WHAT IS NEEDED: Find and return each line containing "name".

"""

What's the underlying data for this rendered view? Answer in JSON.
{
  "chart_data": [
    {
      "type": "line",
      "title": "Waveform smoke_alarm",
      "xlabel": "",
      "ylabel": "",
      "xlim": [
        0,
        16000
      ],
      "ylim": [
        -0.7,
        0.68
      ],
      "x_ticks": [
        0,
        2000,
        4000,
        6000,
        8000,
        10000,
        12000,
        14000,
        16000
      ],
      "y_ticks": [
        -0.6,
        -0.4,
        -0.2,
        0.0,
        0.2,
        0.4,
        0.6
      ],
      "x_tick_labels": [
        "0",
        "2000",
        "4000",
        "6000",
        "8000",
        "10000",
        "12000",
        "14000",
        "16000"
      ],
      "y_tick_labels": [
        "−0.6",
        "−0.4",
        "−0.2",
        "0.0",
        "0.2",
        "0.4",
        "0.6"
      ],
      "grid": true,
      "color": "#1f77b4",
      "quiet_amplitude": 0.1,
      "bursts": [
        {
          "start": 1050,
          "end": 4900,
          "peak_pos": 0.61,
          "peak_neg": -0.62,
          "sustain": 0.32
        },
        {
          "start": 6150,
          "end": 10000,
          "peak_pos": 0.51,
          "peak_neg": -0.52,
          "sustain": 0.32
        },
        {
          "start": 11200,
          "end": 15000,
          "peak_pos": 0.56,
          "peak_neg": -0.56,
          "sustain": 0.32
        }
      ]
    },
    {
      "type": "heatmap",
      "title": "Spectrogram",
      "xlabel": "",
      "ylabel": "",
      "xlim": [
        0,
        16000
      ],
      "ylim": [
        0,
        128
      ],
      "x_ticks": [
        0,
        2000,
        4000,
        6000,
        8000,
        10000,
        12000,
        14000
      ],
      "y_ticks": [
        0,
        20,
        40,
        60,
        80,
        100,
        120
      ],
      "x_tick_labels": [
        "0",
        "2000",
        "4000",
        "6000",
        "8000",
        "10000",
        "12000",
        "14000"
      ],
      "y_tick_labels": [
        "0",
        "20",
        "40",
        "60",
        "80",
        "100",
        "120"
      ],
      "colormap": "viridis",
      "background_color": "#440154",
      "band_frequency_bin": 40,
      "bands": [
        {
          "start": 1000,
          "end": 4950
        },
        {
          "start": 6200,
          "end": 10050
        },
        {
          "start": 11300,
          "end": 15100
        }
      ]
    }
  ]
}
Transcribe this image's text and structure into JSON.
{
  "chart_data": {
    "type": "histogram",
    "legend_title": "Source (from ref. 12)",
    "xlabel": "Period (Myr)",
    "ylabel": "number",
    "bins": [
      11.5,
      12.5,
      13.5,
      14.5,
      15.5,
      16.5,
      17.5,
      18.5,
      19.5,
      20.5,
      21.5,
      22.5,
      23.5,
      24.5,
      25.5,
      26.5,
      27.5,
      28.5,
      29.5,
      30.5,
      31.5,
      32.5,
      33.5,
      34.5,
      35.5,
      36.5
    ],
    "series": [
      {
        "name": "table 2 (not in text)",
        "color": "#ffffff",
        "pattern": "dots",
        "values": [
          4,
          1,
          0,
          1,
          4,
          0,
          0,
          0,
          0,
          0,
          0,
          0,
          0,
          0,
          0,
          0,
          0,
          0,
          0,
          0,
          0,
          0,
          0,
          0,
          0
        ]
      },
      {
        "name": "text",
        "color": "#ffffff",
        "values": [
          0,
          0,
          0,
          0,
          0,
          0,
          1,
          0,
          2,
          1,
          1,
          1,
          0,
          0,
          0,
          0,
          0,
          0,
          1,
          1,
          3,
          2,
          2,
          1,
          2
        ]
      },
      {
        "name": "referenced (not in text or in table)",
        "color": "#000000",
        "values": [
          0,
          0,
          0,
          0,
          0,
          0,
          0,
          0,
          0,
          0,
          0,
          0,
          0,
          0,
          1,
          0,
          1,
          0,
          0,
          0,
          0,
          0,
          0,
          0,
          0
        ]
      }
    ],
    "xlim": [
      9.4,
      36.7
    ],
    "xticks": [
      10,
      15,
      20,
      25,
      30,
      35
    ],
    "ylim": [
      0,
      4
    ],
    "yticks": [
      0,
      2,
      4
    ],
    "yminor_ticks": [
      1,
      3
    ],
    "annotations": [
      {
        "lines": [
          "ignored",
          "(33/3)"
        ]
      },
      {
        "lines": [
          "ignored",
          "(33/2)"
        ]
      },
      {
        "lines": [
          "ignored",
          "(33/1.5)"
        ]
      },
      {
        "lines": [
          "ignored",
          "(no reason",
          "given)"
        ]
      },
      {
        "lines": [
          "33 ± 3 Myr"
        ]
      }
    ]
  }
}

"""
"""

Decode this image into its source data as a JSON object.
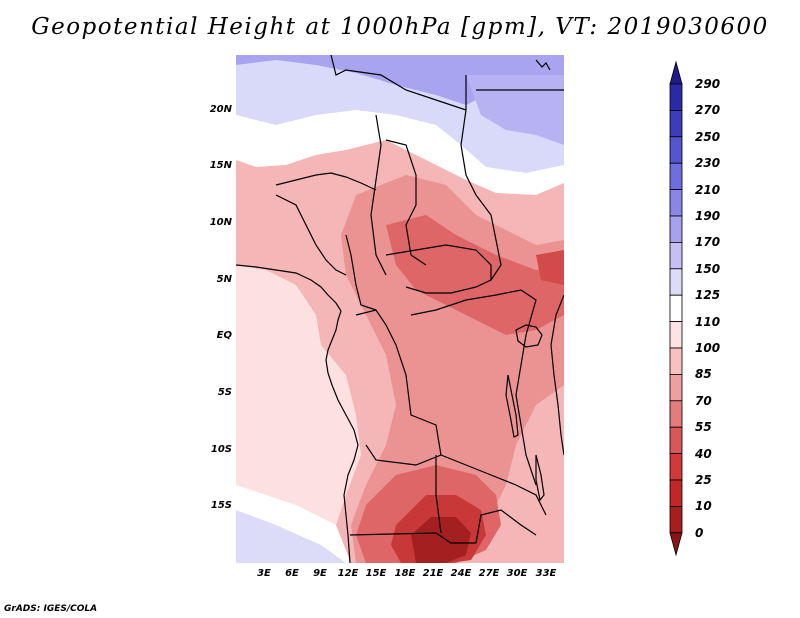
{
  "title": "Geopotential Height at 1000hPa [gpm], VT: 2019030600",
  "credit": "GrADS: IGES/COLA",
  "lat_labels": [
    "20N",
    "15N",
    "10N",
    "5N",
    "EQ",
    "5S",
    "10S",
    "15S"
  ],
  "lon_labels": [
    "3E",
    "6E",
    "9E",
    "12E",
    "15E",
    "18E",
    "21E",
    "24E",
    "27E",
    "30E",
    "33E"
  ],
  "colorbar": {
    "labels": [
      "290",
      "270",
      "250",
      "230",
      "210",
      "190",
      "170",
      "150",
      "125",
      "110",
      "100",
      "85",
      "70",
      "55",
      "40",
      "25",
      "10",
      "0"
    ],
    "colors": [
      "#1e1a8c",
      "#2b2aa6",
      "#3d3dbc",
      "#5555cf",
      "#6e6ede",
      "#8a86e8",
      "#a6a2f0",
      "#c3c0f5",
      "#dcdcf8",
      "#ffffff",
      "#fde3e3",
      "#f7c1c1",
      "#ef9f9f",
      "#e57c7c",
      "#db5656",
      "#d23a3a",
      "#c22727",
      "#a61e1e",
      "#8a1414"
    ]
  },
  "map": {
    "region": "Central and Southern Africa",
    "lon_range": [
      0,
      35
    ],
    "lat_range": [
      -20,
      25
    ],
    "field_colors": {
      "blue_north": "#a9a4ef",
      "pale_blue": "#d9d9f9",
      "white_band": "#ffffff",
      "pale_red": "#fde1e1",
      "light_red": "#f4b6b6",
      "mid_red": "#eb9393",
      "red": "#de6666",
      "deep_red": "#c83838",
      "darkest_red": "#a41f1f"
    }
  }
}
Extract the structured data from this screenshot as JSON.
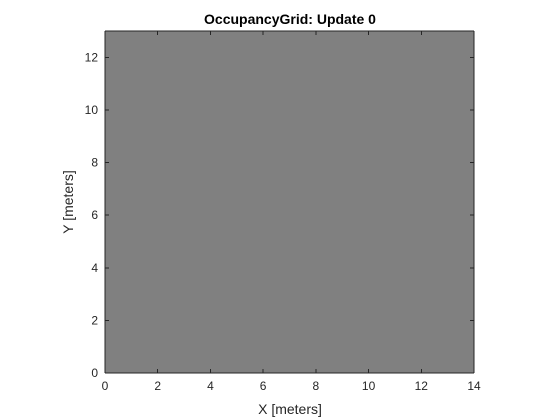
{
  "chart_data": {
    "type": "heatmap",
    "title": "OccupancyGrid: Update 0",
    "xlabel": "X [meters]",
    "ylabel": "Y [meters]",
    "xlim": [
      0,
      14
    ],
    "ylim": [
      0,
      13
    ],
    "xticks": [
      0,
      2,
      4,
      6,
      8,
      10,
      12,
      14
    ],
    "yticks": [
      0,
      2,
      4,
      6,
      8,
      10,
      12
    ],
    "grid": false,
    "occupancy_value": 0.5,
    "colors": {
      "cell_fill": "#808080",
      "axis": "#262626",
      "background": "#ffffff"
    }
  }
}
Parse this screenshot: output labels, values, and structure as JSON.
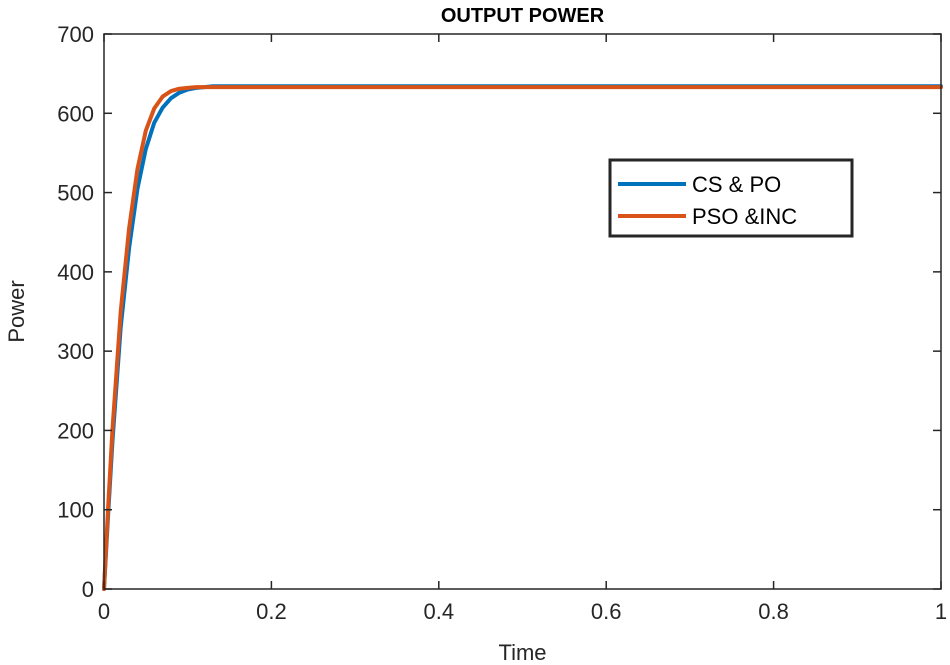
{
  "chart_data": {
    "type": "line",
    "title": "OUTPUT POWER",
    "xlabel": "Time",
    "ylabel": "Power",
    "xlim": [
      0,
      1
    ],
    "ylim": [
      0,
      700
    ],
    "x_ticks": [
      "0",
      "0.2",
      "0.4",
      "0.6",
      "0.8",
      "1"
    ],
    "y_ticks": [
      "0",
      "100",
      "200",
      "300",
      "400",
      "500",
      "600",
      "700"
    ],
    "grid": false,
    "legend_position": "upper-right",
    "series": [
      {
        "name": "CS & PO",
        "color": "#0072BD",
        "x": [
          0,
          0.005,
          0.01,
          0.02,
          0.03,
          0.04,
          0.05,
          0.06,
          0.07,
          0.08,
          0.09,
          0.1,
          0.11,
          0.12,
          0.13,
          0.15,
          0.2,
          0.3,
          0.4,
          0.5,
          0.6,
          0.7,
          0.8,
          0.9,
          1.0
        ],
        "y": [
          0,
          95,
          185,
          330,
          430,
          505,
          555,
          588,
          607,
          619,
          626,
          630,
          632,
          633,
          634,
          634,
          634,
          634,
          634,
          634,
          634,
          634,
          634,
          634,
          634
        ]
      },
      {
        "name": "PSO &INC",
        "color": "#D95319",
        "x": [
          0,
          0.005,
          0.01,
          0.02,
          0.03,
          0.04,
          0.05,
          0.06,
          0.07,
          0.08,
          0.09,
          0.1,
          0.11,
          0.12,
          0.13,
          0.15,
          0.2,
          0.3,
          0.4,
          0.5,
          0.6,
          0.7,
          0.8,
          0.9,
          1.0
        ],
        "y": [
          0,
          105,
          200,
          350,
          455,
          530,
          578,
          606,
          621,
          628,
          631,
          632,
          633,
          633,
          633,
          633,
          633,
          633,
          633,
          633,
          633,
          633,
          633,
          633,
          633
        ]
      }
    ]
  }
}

"""

SOLUTION FOR THIS EXERCISE:
        "name": "table 2 (not in text)",
        "name": "text",
        "name": "referenced (not in text or in table)",
        "name": "CS & PO",
        "name": "PSO &INC",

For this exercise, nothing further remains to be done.